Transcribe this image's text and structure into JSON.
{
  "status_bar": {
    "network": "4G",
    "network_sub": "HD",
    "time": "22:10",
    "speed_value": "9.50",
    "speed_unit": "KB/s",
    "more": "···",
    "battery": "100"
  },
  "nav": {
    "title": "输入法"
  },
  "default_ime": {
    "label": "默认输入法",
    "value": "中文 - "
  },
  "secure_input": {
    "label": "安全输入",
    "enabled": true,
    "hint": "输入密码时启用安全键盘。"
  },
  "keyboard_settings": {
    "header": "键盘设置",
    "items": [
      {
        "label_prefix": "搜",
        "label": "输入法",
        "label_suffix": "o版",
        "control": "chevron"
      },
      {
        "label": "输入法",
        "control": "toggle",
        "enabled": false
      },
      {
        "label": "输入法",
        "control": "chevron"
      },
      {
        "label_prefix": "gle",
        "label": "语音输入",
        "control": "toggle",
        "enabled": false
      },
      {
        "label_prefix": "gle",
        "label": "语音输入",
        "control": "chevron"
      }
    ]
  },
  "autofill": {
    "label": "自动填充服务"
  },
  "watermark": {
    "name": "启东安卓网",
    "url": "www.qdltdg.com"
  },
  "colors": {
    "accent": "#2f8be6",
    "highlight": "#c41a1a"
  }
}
++++++++++
AIM ->
Copy out the data shown above without altering anything.

EXERCISE RESPONSE ->
Transcribe this image's text and structure into JSON.
{
  "status_bar": {
    "network": "4G",
    "network_sub": "HD",
    "time": "22:10",
    "speed_value": "9.50",
    "speed_unit": "KB/s",
    "more": "···",
    "battery": "100"
  },
  "nav": {
    "title": "输入法"
  },
  "default_ime": {
    "label": "默认输入法",
    "value": "中文 - "
  },
  "secure_input": {
    "label": "安全输入",
    "enabled": true,
    "hint": "输入密码时启用安全键盘。"
  },
  "keyboard_settings": {
    "header": "键盘设置",
    "items": [
      {
        "label_prefix": "搜",
        "label": "输入法",
        "label_suffix": "o版",
        "control": "chevron"
      },
      {
        "label": "输入法",
        "control": "toggle",
        "enabled": false
      },
      {
        "label": "输入法",
        "control": "chevron"
      },
      {
        "label_prefix": "gle",
        "label": "语音输入",
        "control": "toggle",
        "enabled": false
      },
      {
        "label_prefix": "gle",
        "label": "语音输入",
        "control": "chevron"
      }
    ]
  },
  "autofill": {
    "label": "自动填充服务"
  },
  "watermark": {
    "name": "启东安卓网",
    "url": "www.qdltdg.com"
  },
  "colors": {
    "accent": "#2f8be6",
    "highlight": "#c41a1a"
  }
}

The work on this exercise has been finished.